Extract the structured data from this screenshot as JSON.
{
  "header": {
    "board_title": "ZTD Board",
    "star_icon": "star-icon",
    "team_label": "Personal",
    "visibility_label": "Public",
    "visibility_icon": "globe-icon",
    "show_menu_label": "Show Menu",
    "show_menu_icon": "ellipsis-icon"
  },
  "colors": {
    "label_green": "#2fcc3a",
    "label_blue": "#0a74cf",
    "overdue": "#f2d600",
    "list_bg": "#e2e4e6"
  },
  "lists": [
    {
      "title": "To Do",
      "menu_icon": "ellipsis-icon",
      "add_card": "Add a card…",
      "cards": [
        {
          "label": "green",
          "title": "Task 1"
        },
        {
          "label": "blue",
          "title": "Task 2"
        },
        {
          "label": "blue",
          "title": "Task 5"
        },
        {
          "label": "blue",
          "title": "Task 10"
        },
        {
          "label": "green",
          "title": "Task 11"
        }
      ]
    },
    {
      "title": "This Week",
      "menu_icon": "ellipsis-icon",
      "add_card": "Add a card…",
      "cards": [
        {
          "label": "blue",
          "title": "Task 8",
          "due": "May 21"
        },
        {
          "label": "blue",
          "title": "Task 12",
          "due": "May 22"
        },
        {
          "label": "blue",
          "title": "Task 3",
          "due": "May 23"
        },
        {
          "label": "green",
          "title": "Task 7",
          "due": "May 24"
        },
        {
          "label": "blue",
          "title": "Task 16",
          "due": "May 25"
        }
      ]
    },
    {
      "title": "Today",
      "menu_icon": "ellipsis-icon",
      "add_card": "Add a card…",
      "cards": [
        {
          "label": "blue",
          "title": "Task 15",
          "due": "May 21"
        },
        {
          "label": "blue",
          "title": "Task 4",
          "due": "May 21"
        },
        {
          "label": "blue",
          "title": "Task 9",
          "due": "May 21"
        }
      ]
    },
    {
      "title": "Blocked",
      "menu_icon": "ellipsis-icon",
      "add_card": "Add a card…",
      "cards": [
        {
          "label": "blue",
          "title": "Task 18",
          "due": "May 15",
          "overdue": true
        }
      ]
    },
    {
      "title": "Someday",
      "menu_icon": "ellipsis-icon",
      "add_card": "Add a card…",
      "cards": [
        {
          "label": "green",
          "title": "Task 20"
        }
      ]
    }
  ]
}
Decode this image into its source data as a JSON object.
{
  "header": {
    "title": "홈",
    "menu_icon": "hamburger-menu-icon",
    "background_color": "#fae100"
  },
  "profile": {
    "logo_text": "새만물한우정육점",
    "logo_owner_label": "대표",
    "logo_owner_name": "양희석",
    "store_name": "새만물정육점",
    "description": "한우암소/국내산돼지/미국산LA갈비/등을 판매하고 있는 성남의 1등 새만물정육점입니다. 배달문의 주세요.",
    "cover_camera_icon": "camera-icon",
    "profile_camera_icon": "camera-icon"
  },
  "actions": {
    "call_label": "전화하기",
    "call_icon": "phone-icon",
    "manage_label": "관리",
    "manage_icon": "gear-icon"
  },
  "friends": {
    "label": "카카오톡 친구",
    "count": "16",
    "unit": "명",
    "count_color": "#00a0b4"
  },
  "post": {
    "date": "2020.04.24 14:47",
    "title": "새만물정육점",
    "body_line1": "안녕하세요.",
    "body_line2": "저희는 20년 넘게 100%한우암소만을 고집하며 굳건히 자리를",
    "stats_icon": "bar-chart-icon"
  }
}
===============
• **REQUIRED TASK**
Please output the entries above, every line exactly as it reads.

• **EXPECTED ANSWER**
Extract the structured data from this screenshot as JSON.
{
  "header": {
    "board_title": "ZTD Board",
    "star_icon": "star-icon",
    "team_label": "Personal",
    "visibility_label": "Public",
    "visibility_icon": "globe-icon",
    "show_menu_label": "Show Menu",
    "show_menu_icon": "ellipsis-icon"
  },
  "colors": {
    "label_green": "#2fcc3a",
    "label_blue": "#0a74cf",
    "overdue": "#f2d600",
    "list_bg": "#e2e4e6"
  },
  "lists": [
    {
      "title": "To Do",
      "menu_icon": "ellipsis-icon",
      "add_card": "Add a card…",
      "cards": [
        {
          "label": "green",
          "title": "Task 1"
        },
        {
          "label": "blue",
          "title": "Task 2"
        },
        {
          "label": "blue",
          "title": "Task 5"
        },
        {
          "label": "blue",
          "title": "Task 10"
        },
        {
          "label": "green",
          "title": "Task 11"
        }
      ]
    },
    {
      "title": "This Week",
      "menu_icon": "ellipsis-icon",
      "add_card": "Add a card…",
      "cards": [
        {
          "label": "blue",
          "title": "Task 8",
          "due": "May 21"
        },
        {
          "label": "blue",
          "title": "Task 12",
          "due": "May 22"
        },
        {
          "label": "blue",
          "title": "Task 3",
          "due": "May 23"
        },
        {
          "label": "green",
          "title": "Task 7",
          "due": "May 24"
        },
        {
          "label": "blue",
          "title": "Task 16",
          "due": "May 25"
        }
      ]
    },
    {
      "title": "Today",
      "menu_icon": "ellipsis-icon",
      "add_card": "Add a card…",
      "cards": [
        {
          "label": "blue",
          "title": "Task 15",
          "due": "May 21"
        },
        {
          "label": "blue",
          "title": "Task 4",
          "due": "May 21"
        },
        {
          "label": "blue",
          "title": "Task 9",
          "due": "May 21"
        }
      ]
    },
    {
      "title": "Blocked",
      "menu_icon": "ellipsis-icon",
      "add_card": "Add a card…",
      "cards": [
        {
          "label": "blue",
          "title": "Task 18",
          "due": "May 15",
          "overdue": true
        }
      ]
    },
    {
      "title": "Someday",
      "menu_icon": "ellipsis-icon",
      "add_card": "Add a card…",
      "cards": [
        {
          "label": "green",
          "title": "Task 20"
        }
      ]
    }
  ]
}
Decode this image into its source data as a JSON object.
{
  "header": {
    "title": "홈",
    "menu_icon": "hamburger-menu-icon",
    "background_color": "#fae100"
  },
  "profile": {
    "logo_text": "새만물한우정육점",
    "logo_owner_label": "대표",
    "logo_owner_name": "양희석",
    "store_name": "새만물정육점",
    "description": "한우암소/국내산돼지/미국산LA갈비/등을 판매하고 있는 성남의 1등 새만물정육점입니다. 배달문의 주세요.",
    "cover_camera_icon": "camera-icon",
    "profile_camera_icon": "camera-icon"
  },
  "actions": {
    "call_label": "전화하기",
    "call_icon": "phone-icon",
    "manage_label": "관리",
    "manage_icon": "gear-icon"
  },
  "friends": {
    "label": "카카오톡 친구",
    "count": "16",
    "unit": "명",
    "count_color": "#00a0b4"
  },
  "post": {
    "date": "2020.04.24 14:47",
    "title": "새만물정육점",
    "body_line1": "안녕하세요.",
    "body_line2": "저희는 20년 넘게 100%한우암소만을 고집하며 굳건히 자리를",
    "stats_icon": "bar-chart-icon"
  }
}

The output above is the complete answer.